* Exercise details *
Copy each of the entries below faithfully, setting aside any pictures.

* Data entries *
Start
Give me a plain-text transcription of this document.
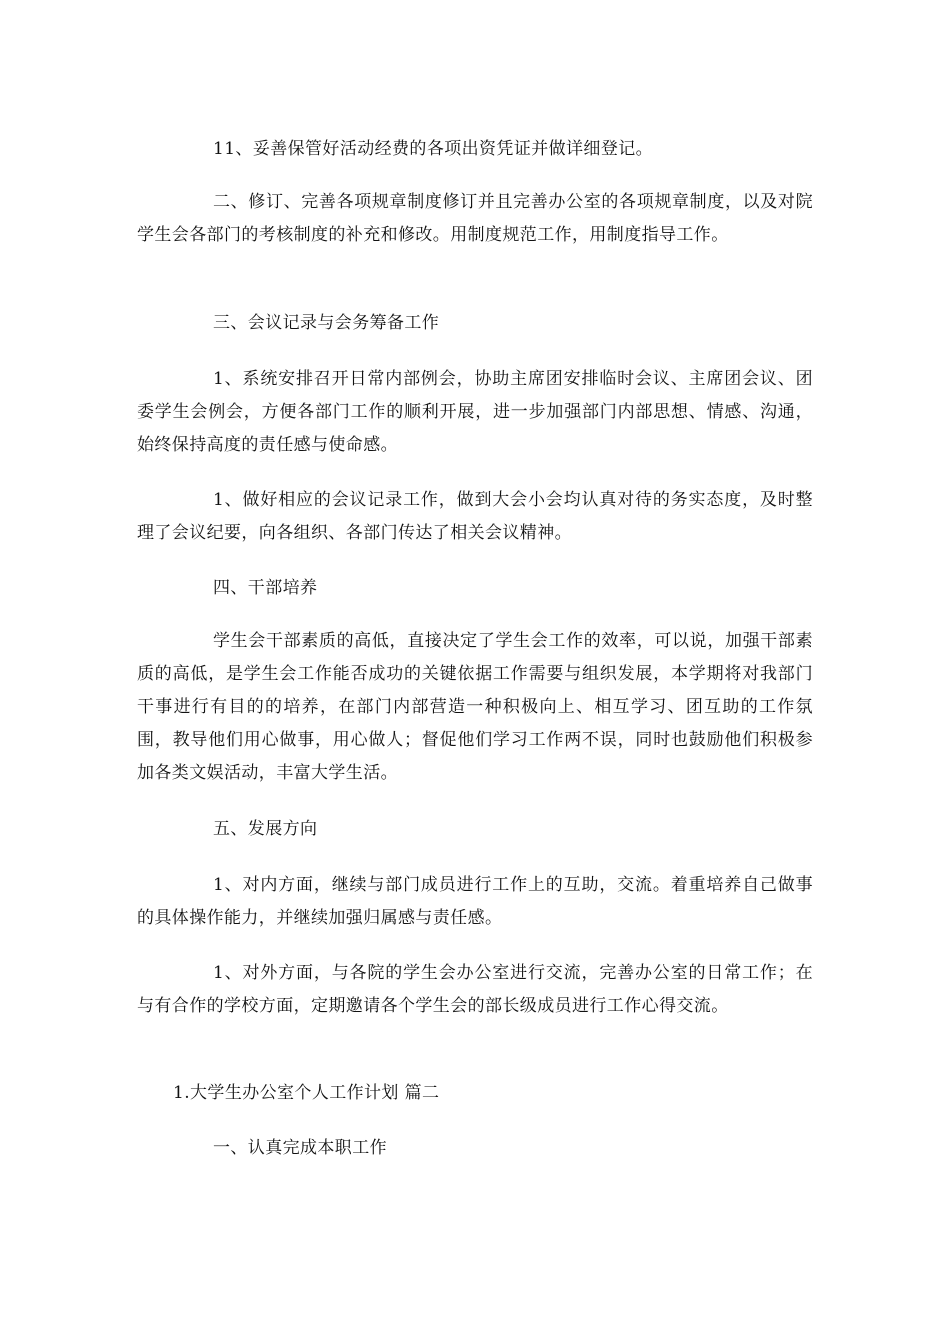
11、妥善保管好活动经费的各项出资凭证并做详细登记。

二、修订、完善各项规章制度修订并且完善办公室的各项规章制度，以及对院学生会各部门的考核制度的补充和修改。用制度规范工作，用制度指导工作。

三、会议记录与会务筹备工作

1、系统安排召开日常内部例会，协助主席团安排临时会议、主席团会议、团委学生会例会，方便各部门工作的顺利开展，进一步加强部门内部思想、情感、沟通，始终保持高度的责任感与使命感。

1、做好相应的会议记录工作，做到大会小会均认真对待的务实态度，及时整理了会议纪要，向各组织、各部门传达了相关会议精神。

四、干部培养

学生会干部素质的高低，直接决定了学生会工作的效率，可以说，加强干部素质的高低，是学生会工作能否成功的关键依据工作需要与组织发展，本学期将对我部门干事进行有目的的培养，在部门内部营造一种积极向上、相互学习、团互助的工作氛围，教导他们用心做事，用心做人；督促他们学习工作两不误，同时也鼓励他们积极参加各类文娱活动，丰富大学生活。

五、发展方向

1、对内方面，继续与部门成员进行工作上的互助，交流。着重培养自己做事的具体操作能力，并继续加强归属感与责任感。

1、对外方面，与各院的学生会办公室进行交流，完善办公室的日常工作；在与有合作的学校方面，定期邀请各个学生会的部长级成员进行工作心得交流。

1.大学生办公室个人工作计划 篇二

一、认真完成本职工作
End
* Completed exercise *
Give me a plain-text transcription of this document.
11、妥善保管好活动经费的各项出资凭证并做详细登记。

二、修订、完善各项规章制度修订并且完善办公室的各项规章制度，以及对院学生会各部门的考核制度的补充和修改。用制度规范工作，用制度指导工作。

三、会议记录与会务筹备工作

1、系统安排召开日常内部例会，协助主席团安排临时会议、主席团会议、团委学生会例会，方便各部门工作的顺利开展，进一步加强部门内部思想、情感、沟通，始终保持高度的责任感与使命感。

1、做好相应的会议记录工作，做到大会小会均认真对待的务实态度，及时整理了会议纪要，向各组织、各部门传达了相关会议精神。

四、干部培养

学生会干部素质的高低，直接决定了学生会工作的效率，可以说，加强干部素质的高低，是学生会工作能否成功的关键依据工作需要与组织发展，本学期将对我部门干事进行有目的的培养，在部门内部营造一种积极向上、相互学习、团互助的工作氛围，教导他们用心做事，用心做人；督促他们学习工作两不误，同时也鼓励他们积极参加各类文娱活动，丰富大学生活。

五、发展方向

1、对内方面，继续与部门成员进行工作上的互助，交流。着重培养自己做事的具体操作能力，并继续加强归属感与责任感。

1、对外方面，与各院的学生会办公室进行交流，完善办公室的日常工作；在与有合作的学校方面，定期邀请各个学生会的部长级成员进行工作心得交流。

1.大学生办公室个人工作计划 篇二

一、认真完成本职工作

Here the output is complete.